→ Directions for this task
Look for "Remote" in each line of the entries, and return the matching lines.

[Figure content listings]
--
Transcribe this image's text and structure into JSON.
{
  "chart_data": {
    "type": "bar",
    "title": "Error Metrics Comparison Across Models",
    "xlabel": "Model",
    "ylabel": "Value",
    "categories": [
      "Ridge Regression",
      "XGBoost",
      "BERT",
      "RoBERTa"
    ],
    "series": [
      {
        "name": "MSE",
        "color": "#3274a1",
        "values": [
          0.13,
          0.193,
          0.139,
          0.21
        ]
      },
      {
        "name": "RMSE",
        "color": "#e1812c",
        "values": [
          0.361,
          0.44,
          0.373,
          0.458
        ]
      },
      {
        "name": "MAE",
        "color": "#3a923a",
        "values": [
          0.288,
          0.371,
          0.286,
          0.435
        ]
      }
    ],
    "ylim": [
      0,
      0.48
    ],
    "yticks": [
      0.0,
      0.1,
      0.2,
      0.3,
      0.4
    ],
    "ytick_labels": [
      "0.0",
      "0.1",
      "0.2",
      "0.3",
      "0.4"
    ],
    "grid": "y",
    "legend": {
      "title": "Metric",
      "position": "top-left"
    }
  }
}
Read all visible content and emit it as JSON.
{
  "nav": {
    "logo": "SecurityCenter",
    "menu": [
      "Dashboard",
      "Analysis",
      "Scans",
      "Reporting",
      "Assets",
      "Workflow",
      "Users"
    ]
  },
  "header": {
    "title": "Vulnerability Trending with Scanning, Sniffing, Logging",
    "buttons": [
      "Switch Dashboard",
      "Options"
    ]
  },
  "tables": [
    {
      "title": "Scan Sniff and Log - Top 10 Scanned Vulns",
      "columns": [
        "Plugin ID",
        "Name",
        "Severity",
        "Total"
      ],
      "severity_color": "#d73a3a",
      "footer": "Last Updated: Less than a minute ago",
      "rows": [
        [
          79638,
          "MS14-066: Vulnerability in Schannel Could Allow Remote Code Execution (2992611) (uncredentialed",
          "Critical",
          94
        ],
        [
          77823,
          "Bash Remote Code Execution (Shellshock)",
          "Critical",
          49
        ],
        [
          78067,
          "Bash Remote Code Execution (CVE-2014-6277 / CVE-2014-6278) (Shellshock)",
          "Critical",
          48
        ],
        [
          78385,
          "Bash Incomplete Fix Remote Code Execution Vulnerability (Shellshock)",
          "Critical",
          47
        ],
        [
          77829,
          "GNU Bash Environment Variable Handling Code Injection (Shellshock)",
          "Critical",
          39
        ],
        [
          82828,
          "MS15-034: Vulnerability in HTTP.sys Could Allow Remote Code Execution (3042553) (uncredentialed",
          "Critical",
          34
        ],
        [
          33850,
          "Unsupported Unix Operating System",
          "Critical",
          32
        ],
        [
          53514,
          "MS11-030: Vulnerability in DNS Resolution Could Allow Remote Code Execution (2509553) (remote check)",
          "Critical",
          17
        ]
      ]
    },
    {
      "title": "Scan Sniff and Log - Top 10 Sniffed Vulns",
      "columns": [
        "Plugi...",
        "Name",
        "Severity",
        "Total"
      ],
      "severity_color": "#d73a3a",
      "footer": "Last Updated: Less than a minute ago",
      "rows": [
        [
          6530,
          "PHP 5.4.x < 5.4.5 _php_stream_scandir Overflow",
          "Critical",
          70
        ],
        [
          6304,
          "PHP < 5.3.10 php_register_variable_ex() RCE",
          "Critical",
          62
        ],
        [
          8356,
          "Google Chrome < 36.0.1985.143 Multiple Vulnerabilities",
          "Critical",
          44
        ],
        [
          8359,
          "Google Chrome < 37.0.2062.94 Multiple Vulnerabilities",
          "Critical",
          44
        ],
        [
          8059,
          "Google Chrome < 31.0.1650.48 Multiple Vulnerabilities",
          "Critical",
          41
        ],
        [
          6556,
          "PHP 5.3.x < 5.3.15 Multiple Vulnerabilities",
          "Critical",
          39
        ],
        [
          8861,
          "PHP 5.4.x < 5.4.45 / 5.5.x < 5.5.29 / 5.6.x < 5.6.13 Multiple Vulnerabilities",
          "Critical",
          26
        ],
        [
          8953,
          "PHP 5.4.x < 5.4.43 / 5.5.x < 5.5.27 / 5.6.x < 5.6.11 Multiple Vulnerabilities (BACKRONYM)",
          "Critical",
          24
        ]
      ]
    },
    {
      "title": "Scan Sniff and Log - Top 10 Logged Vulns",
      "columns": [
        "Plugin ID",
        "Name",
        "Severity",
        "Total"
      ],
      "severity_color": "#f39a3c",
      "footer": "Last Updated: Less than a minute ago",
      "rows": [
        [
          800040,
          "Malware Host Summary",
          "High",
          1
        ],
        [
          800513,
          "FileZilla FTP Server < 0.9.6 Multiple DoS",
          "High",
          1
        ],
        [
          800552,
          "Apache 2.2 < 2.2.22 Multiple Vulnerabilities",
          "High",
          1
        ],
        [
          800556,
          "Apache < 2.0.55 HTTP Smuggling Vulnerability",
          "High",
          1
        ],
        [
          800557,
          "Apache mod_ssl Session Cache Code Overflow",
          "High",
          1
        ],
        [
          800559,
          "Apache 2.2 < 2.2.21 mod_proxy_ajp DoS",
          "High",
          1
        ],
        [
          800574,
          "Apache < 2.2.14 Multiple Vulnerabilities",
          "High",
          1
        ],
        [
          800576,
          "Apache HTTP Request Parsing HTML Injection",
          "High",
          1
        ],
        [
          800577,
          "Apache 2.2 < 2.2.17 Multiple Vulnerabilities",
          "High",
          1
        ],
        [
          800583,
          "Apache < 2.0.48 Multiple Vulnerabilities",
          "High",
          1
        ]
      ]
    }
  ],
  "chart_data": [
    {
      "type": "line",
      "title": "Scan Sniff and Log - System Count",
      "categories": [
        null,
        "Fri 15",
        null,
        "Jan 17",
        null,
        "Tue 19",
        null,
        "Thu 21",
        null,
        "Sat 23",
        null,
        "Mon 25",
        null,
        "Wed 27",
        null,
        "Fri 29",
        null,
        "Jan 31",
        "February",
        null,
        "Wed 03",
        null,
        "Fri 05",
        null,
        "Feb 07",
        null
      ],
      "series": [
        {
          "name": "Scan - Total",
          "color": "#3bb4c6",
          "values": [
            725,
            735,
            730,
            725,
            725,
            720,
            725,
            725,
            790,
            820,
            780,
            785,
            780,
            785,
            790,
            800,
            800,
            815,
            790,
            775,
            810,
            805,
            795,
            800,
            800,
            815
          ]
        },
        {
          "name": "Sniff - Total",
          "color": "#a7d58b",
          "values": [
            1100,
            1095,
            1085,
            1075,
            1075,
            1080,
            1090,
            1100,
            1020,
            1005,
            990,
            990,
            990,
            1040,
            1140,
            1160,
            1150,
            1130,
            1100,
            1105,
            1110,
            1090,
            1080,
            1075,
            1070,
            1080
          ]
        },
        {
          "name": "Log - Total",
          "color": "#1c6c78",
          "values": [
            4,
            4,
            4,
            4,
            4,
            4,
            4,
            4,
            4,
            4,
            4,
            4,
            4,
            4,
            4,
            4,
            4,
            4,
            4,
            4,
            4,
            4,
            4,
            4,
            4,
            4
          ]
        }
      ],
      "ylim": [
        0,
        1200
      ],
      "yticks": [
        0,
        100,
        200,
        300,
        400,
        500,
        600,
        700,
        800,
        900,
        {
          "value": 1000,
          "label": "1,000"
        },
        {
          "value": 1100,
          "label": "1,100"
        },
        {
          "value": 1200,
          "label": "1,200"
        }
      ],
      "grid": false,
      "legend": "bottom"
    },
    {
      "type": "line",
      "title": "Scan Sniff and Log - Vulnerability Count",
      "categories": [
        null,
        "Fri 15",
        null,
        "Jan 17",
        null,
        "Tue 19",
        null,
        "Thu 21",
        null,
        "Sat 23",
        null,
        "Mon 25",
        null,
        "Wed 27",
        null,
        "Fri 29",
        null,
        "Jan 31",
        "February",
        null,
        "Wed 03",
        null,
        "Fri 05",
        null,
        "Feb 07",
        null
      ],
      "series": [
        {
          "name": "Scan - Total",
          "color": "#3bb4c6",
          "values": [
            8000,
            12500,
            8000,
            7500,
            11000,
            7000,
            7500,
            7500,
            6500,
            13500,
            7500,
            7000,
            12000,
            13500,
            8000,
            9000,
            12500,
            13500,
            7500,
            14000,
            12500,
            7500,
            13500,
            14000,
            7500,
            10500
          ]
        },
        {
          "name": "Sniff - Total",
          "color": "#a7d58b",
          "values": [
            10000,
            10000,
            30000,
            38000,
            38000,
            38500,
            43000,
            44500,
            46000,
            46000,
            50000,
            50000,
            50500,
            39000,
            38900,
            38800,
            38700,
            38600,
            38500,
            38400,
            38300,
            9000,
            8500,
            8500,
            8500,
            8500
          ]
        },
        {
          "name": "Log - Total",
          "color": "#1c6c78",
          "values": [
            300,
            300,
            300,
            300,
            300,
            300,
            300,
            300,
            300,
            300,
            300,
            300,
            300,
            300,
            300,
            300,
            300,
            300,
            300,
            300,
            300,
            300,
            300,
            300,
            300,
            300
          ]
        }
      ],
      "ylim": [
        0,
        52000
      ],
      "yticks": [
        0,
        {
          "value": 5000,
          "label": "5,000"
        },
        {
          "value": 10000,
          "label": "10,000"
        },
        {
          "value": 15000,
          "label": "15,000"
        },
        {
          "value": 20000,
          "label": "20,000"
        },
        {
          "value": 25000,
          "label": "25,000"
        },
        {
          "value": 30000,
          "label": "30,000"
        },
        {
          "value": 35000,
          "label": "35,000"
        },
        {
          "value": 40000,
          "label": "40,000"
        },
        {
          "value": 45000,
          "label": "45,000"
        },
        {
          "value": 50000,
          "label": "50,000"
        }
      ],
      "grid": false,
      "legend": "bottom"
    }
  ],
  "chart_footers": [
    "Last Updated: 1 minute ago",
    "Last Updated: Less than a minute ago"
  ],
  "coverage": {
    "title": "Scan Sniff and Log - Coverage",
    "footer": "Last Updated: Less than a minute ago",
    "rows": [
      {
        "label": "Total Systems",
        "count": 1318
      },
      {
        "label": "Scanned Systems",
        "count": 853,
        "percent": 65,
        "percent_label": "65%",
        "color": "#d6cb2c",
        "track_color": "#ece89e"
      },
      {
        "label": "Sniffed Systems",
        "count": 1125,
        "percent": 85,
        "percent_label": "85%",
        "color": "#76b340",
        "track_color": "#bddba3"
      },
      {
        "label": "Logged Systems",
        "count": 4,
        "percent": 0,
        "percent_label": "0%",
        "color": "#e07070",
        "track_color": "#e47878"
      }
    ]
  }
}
--
→ Solved problem
          "MS14-066: Vulnerability in Schannel Could Allow Remote Code Execution (2992611) (uncredentialed",
          "Bash Remote Code Execution (Shellshock)",
          "Bash Remote Code Execution (CVE-2014-6277 / CVE-2014-6278) (Shellshock)",
          "Bash Incomplete Fix Remote Code Execution Vulnerability (Shellshock)",
          "MS15-034: Vulnerability in HTTP.sys Could Allow Remote Code Execution (3042553) (uncredentialed",
          "MS11-030: Vulnerability in DNS Resolution Could Allow Remote Code Execution (2509553) (remote check)",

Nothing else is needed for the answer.